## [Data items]

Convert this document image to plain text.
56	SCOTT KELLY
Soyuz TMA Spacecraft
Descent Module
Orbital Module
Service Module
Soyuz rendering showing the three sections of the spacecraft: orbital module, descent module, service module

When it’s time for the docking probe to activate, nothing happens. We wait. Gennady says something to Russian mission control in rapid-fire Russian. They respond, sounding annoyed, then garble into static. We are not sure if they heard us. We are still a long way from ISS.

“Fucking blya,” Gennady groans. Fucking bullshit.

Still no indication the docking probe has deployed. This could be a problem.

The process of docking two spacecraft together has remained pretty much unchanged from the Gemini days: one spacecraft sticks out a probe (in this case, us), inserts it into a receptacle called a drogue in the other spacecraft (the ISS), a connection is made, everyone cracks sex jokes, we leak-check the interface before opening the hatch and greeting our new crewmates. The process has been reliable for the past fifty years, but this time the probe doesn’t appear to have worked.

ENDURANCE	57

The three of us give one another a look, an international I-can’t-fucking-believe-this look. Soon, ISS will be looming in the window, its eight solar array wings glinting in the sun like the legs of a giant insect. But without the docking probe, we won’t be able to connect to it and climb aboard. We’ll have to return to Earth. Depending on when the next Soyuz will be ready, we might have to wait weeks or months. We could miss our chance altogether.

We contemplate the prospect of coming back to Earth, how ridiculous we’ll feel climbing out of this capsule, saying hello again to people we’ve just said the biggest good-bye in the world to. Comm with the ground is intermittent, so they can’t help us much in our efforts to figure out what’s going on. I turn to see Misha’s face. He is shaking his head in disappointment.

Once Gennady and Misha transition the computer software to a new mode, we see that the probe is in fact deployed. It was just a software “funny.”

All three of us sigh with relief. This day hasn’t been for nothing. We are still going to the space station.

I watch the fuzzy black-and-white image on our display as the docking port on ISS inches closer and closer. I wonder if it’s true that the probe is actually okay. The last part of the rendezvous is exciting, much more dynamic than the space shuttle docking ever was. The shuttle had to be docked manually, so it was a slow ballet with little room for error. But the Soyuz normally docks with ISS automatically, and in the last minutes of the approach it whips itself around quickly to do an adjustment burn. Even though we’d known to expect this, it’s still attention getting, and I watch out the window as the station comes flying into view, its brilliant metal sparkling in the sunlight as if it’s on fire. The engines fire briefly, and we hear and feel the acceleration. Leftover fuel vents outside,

---

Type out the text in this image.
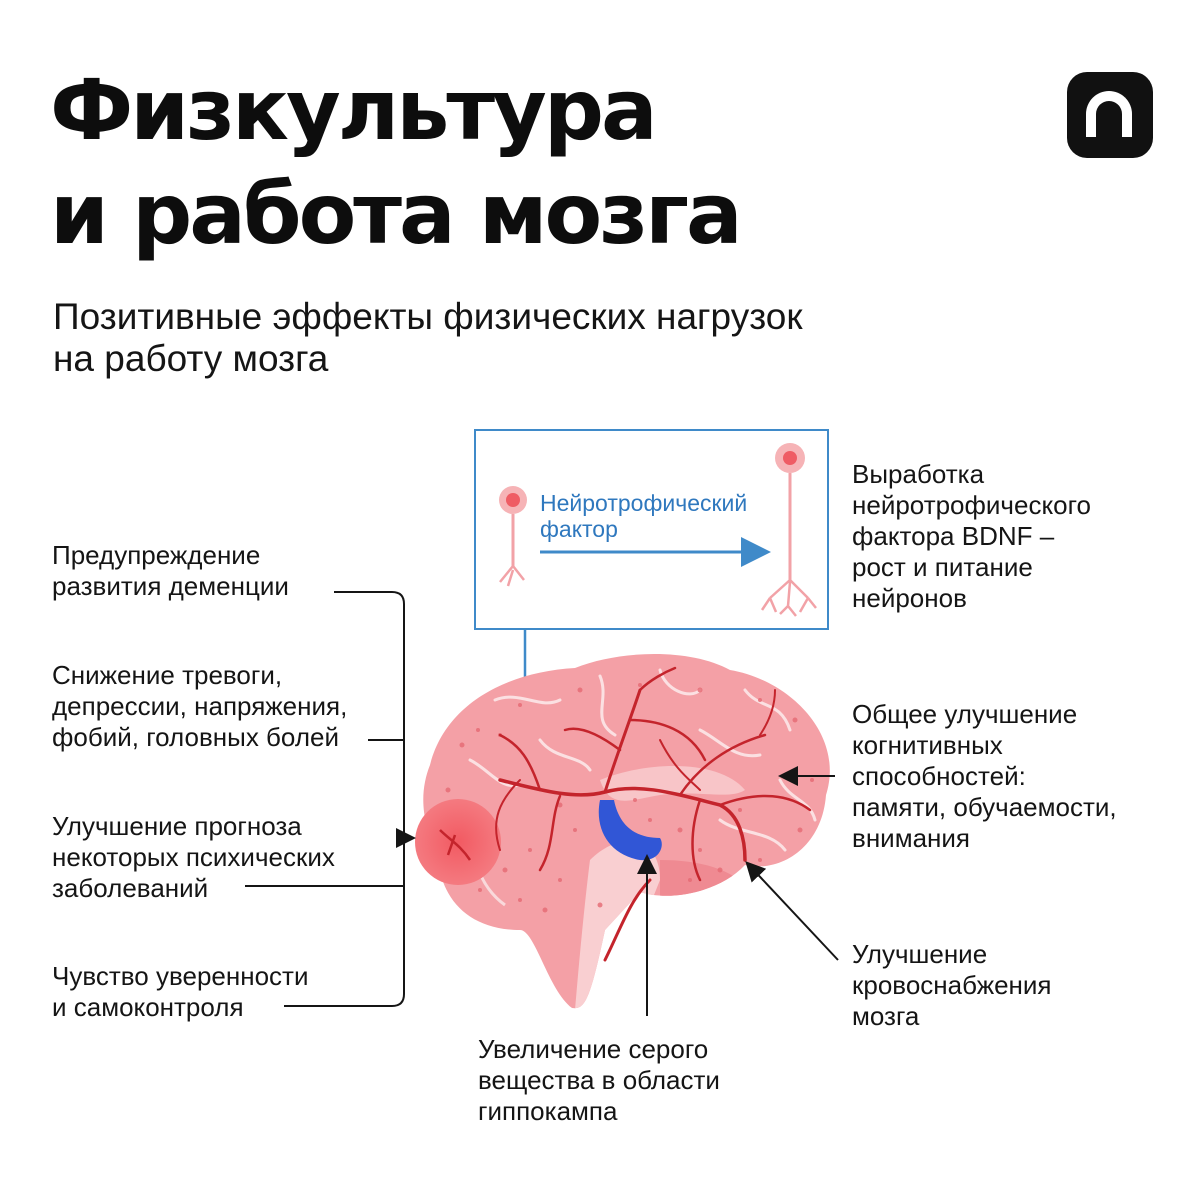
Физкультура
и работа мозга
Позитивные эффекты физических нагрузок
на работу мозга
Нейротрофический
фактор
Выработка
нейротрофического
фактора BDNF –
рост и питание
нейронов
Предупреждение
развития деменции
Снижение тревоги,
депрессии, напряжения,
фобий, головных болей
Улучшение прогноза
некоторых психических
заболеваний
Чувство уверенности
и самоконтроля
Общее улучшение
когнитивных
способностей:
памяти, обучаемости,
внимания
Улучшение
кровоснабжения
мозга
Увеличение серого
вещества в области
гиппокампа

==

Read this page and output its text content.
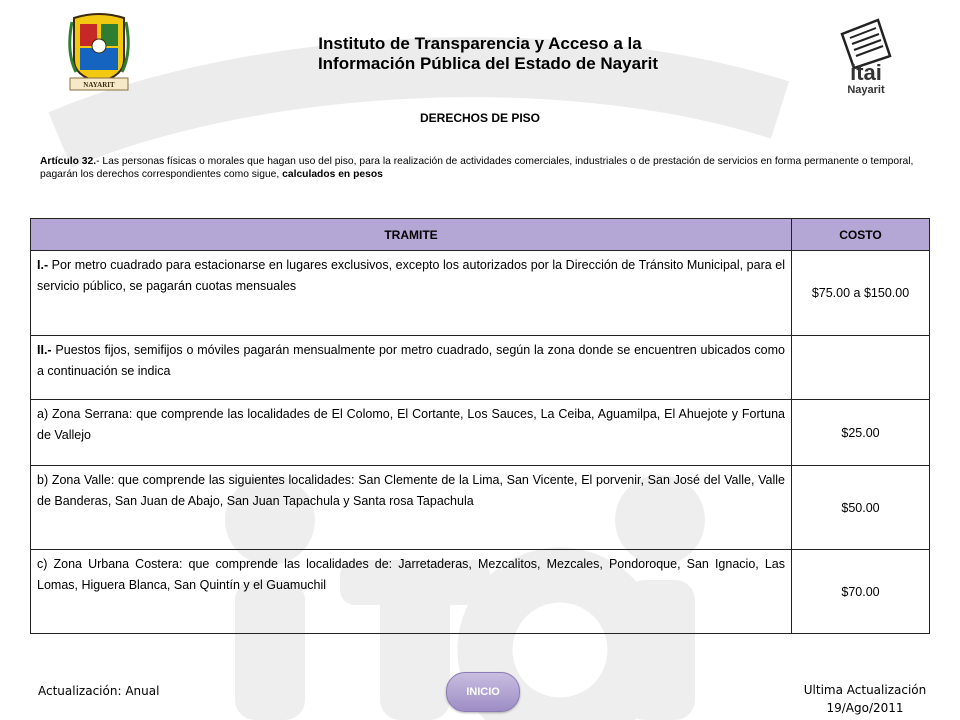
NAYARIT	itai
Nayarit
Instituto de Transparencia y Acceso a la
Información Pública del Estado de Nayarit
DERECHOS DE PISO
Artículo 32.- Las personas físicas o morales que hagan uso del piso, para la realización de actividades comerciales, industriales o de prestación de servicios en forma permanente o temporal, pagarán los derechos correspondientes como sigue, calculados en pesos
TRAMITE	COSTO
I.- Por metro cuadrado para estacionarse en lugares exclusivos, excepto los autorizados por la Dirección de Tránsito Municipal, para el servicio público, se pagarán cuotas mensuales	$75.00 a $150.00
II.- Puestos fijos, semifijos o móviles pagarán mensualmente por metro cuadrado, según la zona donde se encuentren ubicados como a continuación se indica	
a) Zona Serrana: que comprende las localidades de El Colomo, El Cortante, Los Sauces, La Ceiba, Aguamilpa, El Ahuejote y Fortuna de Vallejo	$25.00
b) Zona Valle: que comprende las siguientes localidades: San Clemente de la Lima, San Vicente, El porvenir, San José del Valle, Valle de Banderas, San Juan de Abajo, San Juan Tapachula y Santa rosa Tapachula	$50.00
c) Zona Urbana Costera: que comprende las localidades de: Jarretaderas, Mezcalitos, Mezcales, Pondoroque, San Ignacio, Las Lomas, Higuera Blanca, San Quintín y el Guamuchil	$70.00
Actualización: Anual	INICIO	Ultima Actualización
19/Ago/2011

## [WHAT TO WORK ON]
Look through the listing and extract every line with "мозга" in it.

## [OUTPUT BELOW]
и работа мозга
на работу мозга
мозга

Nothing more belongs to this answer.